* **Requirements**:
Gather the lines that hold the string "trying".

* **Supplied entries**:
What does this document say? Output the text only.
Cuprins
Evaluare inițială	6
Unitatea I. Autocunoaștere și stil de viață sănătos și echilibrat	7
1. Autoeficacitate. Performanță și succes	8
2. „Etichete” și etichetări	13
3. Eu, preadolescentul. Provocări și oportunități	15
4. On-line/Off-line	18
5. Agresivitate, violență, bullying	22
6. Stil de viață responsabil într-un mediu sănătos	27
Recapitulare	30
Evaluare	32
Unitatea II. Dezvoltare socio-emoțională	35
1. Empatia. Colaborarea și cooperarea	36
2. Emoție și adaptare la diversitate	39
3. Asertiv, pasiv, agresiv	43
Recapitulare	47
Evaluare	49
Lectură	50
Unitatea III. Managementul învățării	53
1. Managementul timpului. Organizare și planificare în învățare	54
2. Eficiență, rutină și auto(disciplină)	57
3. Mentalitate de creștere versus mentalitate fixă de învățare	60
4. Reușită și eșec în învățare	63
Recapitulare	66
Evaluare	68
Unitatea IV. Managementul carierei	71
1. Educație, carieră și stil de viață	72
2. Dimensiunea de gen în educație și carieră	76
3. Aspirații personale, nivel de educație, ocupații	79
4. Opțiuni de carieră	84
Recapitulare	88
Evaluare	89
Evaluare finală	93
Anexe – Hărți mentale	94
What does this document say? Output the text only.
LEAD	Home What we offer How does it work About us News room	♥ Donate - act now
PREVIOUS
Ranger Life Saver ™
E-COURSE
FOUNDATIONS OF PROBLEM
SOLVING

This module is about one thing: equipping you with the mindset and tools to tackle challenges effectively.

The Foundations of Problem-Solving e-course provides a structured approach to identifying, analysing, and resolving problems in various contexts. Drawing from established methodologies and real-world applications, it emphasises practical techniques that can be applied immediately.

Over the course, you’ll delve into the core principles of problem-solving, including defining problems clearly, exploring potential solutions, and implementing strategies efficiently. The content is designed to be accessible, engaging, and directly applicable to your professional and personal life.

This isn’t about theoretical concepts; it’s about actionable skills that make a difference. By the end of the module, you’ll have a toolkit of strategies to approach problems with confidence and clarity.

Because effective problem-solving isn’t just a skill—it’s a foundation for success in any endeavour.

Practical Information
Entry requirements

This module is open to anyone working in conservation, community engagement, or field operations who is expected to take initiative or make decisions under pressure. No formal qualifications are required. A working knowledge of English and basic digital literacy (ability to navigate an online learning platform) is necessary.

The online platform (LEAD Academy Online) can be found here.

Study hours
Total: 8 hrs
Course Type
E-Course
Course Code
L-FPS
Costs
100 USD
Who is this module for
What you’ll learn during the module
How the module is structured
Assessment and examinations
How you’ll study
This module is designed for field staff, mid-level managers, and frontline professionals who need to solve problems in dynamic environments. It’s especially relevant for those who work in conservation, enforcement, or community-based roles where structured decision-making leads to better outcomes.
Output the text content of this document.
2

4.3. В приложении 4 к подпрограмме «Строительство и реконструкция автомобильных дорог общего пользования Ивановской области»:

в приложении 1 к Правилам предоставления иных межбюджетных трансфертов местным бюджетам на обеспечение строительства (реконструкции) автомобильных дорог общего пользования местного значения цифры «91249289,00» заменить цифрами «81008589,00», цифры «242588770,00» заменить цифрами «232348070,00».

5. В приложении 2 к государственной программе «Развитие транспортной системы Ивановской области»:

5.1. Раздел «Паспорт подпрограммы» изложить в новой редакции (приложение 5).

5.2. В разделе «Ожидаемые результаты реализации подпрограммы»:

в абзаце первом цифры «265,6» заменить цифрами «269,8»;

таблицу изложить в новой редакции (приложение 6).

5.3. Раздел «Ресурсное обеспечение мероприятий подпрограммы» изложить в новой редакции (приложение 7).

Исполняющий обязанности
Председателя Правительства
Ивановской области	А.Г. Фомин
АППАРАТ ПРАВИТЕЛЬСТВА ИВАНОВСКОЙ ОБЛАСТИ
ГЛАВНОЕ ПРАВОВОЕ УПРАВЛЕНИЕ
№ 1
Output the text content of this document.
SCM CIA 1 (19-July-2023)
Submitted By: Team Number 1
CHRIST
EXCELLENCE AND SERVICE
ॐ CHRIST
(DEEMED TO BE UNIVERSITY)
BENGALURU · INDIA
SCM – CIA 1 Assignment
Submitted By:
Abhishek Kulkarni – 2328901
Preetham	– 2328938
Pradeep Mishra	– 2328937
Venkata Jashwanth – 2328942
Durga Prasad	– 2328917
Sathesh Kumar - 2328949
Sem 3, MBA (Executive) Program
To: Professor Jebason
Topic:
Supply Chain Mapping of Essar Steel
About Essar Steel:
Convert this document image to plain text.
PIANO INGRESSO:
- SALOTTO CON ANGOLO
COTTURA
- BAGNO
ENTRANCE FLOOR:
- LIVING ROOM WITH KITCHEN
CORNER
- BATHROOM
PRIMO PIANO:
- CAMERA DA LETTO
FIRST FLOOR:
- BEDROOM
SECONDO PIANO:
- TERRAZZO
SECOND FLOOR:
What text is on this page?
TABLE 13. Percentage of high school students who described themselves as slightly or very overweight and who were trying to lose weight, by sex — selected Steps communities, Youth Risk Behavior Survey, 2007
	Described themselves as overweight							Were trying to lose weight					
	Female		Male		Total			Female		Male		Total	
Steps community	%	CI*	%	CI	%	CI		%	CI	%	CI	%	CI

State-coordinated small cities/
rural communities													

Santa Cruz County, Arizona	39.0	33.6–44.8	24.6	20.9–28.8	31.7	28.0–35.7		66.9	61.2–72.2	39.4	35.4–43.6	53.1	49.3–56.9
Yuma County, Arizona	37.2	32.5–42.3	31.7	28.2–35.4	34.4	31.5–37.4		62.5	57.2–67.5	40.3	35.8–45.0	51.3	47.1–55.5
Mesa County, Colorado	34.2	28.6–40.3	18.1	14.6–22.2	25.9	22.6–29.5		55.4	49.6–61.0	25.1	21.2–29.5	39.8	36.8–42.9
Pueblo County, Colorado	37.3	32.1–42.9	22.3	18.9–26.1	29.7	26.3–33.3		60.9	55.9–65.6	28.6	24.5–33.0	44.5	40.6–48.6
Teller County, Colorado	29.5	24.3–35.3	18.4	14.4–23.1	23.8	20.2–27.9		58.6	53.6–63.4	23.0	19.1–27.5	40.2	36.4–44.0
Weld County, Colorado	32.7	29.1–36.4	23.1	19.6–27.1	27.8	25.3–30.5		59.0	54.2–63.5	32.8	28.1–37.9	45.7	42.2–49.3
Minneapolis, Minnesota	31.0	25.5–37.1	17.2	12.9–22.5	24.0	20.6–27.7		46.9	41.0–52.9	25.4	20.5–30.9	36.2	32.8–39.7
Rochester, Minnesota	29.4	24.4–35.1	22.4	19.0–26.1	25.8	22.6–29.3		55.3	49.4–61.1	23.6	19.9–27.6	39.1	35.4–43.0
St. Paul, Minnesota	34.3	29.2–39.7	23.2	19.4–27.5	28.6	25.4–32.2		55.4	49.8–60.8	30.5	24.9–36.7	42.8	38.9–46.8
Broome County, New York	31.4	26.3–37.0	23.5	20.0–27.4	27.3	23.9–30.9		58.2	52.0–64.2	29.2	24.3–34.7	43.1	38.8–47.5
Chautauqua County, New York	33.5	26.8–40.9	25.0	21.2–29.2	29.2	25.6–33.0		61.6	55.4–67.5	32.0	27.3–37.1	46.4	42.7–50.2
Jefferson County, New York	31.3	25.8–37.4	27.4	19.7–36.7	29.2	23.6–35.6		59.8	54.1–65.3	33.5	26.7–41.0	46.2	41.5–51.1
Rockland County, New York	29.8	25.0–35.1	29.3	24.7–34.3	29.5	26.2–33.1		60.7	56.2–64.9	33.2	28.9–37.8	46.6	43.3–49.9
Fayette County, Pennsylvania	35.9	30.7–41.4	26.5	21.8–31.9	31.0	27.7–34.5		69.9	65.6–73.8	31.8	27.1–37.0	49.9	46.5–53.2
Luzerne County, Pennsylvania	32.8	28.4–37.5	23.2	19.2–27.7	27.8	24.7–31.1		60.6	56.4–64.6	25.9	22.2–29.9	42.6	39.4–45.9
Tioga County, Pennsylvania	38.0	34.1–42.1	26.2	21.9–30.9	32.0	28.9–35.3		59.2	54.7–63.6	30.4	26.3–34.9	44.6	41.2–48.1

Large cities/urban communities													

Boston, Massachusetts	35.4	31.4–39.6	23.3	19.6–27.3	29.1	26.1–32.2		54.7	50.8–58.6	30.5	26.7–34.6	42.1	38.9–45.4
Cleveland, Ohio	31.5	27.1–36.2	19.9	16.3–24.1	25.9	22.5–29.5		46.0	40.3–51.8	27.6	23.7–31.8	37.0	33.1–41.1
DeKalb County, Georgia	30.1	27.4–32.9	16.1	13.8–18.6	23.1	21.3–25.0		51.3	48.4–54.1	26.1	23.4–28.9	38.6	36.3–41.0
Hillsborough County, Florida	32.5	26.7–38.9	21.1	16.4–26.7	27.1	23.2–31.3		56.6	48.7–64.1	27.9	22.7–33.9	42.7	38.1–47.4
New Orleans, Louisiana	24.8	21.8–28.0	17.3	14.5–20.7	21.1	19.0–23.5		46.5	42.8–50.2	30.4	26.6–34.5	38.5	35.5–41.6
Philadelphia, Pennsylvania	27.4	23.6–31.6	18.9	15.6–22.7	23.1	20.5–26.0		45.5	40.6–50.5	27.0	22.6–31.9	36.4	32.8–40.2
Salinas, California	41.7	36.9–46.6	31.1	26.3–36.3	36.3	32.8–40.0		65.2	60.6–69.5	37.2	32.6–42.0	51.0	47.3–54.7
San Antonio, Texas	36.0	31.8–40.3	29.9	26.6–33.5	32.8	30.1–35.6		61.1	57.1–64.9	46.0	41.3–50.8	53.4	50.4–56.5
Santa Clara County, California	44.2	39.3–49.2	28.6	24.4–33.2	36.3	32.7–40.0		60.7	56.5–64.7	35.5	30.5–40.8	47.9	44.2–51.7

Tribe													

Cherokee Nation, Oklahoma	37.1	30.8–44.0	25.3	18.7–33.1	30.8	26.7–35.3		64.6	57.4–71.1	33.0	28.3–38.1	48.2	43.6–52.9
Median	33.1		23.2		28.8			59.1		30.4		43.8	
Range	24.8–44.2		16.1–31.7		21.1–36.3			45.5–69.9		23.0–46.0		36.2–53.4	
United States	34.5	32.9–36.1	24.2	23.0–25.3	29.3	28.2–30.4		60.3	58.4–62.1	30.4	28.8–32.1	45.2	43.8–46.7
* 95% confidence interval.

* **Task answer**:
TABLE 13. Percentage of high school students who described themselves as slightly or very overweight and who were trying to lose weight, by sex — selected Steps communities, Youth Risk Behavior Survey, 2007
	Described themselves as overweight							Were trying to lose weight					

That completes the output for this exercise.